- **Exercise goal**
Reproduce every line of the material below verbatim, omitting the picture placeholders.

Rows from a layout dataset:

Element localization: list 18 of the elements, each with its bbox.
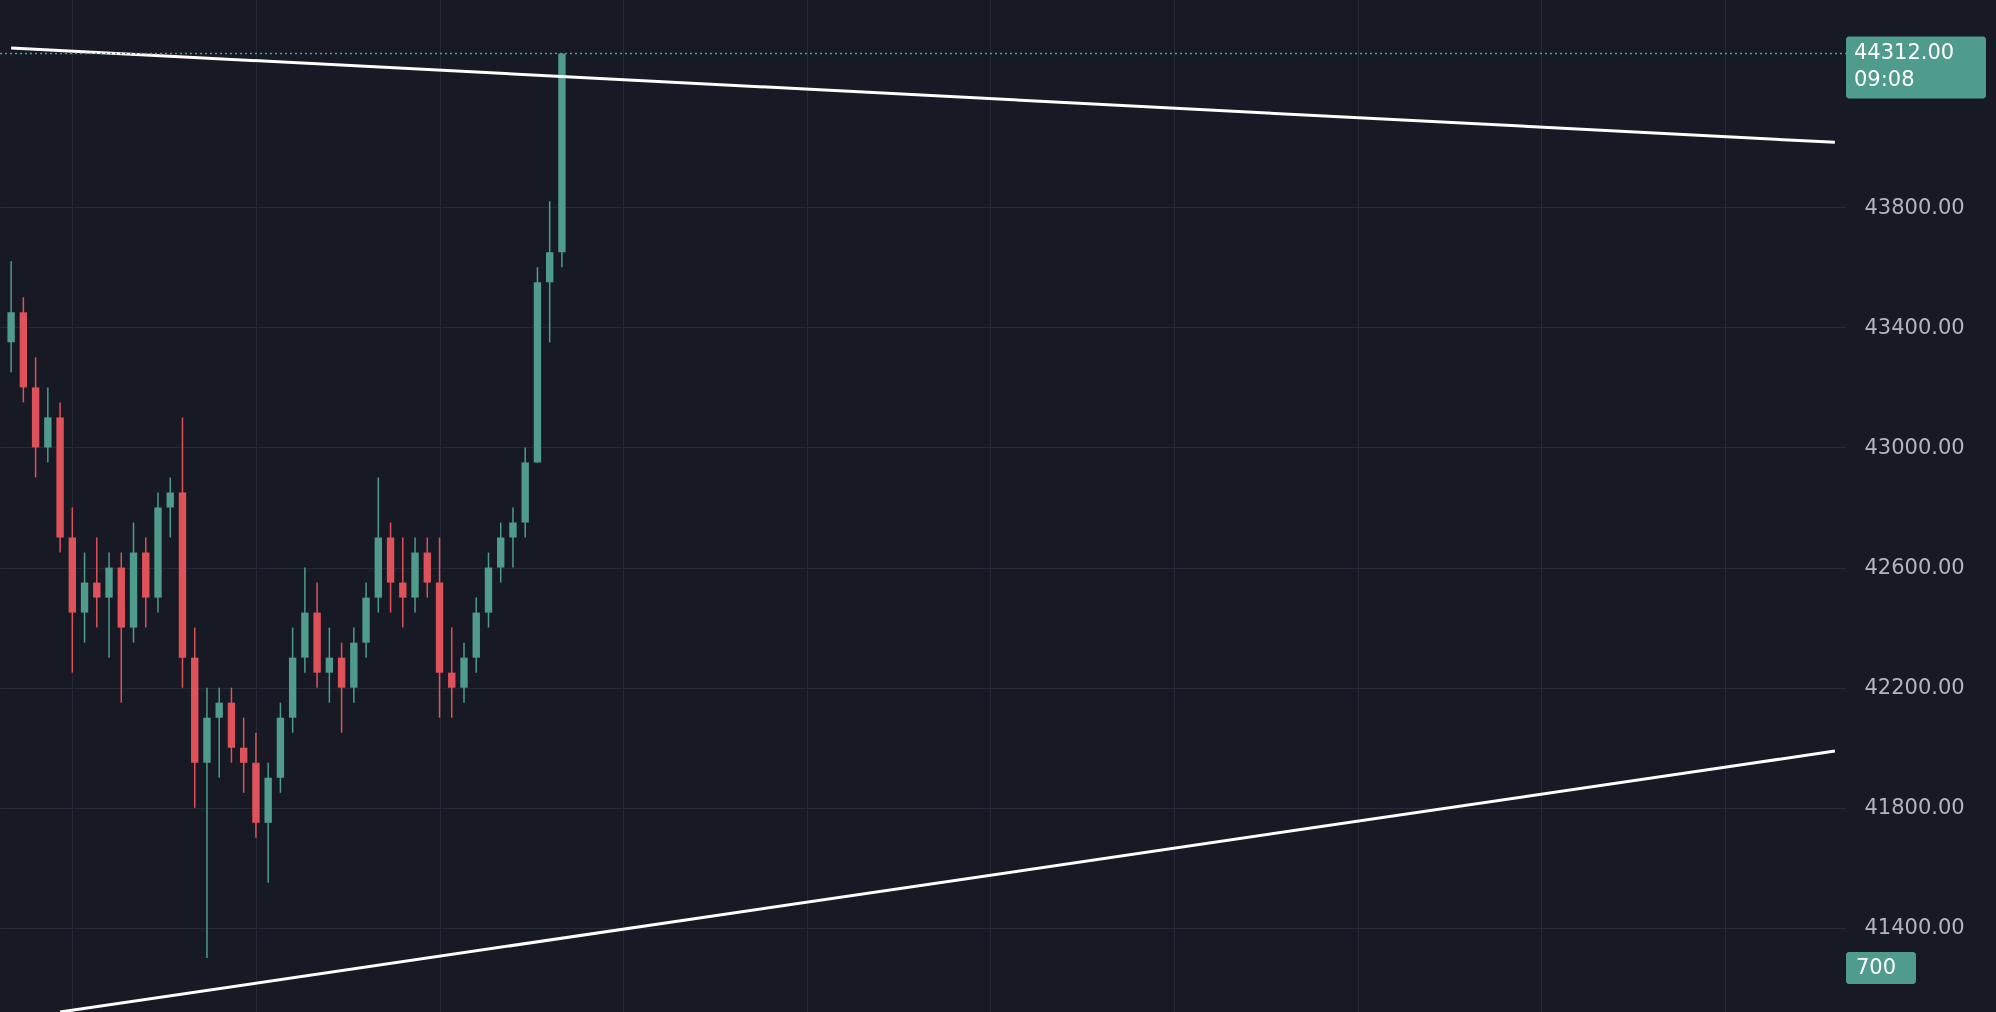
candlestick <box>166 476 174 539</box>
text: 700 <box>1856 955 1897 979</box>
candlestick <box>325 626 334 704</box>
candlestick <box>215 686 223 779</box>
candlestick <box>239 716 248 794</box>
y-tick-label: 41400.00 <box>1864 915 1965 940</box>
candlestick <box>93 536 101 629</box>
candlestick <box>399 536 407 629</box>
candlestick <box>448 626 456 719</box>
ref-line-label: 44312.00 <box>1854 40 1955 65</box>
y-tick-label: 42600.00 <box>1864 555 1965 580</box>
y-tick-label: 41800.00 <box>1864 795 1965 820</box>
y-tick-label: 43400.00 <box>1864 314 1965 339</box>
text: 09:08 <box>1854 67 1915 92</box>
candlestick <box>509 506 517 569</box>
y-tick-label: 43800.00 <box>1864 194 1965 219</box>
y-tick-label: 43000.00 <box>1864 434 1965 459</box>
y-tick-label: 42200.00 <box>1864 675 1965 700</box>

- **Expected output**
Element localization: list 18 of the elements, each with its bbox.
candlestick <box>166 476 174 539</box>
text: 700 <box>1856 955 1897 979</box>
candlestick <box>325 626 334 704</box>
candlestick <box>215 686 223 779</box>
candlestick <box>239 716 248 794</box>
y-tick-label: 41400.00 <box>1864 915 1965 940</box>
candlestick <box>93 536 101 629</box>
candlestick <box>399 536 407 629</box>
candlestick <box>448 626 456 719</box>
ref-line-label: 44312.00 <box>1854 40 1955 65</box>
y-tick-label: 42600.00 <box>1864 555 1965 580</box>
y-tick-label: 41800.00 <box>1864 795 1965 820</box>
y-tick-label: 43400.00 <box>1864 314 1965 339</box>
text: 09:08 <box>1854 67 1915 92</box>
candlestick <box>509 506 517 569</box>
y-tick-label: 43800.00 <box>1864 194 1965 219</box>
y-tick-label: 43000.00 <box>1864 434 1965 459</box>
y-tick-label: 42200.00 <box>1864 675 1965 700</box>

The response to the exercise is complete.